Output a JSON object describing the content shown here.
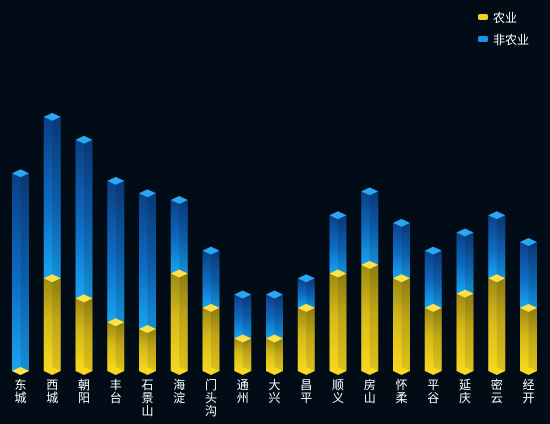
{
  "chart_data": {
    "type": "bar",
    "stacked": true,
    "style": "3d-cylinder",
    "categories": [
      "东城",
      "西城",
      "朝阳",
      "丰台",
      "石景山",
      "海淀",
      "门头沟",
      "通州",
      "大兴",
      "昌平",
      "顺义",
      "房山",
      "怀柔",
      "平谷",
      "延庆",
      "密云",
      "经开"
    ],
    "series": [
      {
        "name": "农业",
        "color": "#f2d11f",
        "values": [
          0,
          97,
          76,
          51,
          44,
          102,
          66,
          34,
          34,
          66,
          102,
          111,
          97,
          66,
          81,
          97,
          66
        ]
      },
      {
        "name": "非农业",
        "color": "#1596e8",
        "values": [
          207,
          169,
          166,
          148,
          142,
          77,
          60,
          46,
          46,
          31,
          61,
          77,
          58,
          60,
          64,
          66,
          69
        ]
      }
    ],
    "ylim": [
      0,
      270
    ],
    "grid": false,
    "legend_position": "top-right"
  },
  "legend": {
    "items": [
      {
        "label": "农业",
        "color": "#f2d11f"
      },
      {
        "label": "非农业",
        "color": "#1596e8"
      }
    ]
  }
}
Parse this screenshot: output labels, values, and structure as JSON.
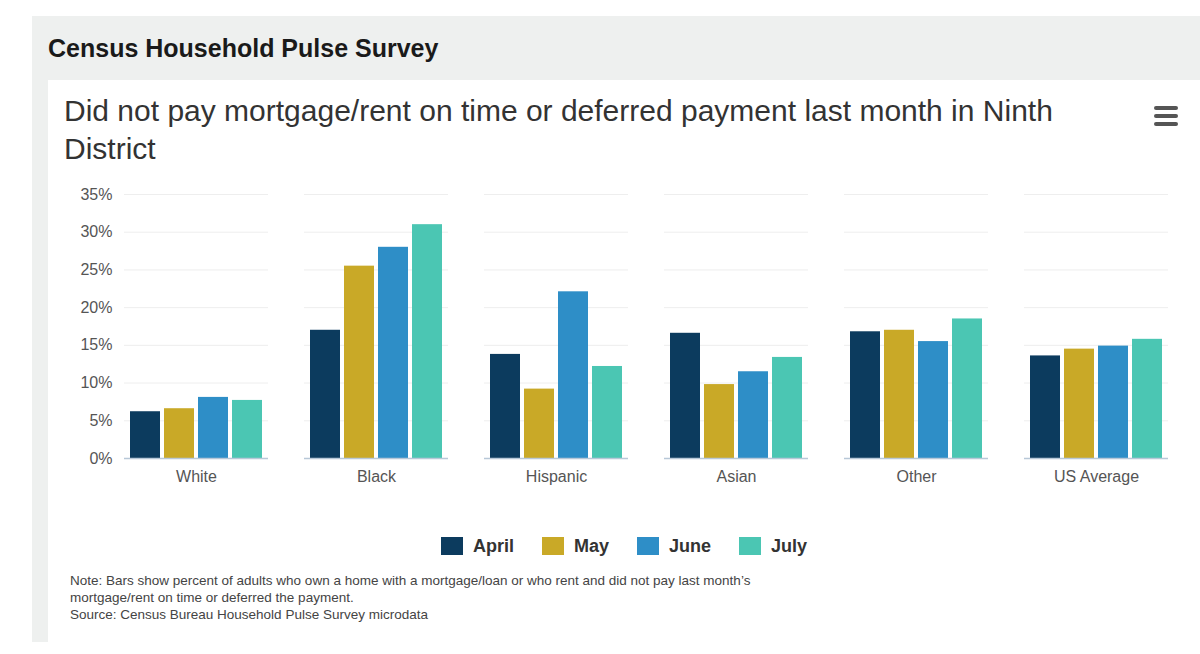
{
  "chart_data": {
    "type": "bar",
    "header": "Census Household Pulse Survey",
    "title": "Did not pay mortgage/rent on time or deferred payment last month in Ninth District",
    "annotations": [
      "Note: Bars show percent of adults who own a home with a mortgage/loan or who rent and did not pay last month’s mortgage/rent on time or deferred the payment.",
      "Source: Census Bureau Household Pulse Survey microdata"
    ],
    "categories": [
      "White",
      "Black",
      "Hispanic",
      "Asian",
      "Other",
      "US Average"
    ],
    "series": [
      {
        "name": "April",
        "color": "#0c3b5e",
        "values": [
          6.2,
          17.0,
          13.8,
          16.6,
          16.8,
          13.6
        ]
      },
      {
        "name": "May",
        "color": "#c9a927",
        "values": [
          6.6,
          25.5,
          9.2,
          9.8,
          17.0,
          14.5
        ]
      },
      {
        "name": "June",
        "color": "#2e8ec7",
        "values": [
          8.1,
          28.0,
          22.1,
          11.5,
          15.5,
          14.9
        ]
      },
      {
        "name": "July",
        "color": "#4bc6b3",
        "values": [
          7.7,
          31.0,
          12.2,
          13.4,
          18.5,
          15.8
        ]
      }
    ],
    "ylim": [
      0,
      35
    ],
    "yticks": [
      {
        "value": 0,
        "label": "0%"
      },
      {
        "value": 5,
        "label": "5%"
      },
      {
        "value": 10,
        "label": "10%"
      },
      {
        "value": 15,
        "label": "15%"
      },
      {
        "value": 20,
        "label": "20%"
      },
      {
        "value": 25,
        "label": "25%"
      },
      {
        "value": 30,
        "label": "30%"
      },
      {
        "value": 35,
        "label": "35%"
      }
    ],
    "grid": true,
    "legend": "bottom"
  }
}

....

_TO BE DONE:_ Determine how many of the lines above hold the word "deferred", and output that number by itself.

_EXERCISE RESPONSE:_ 2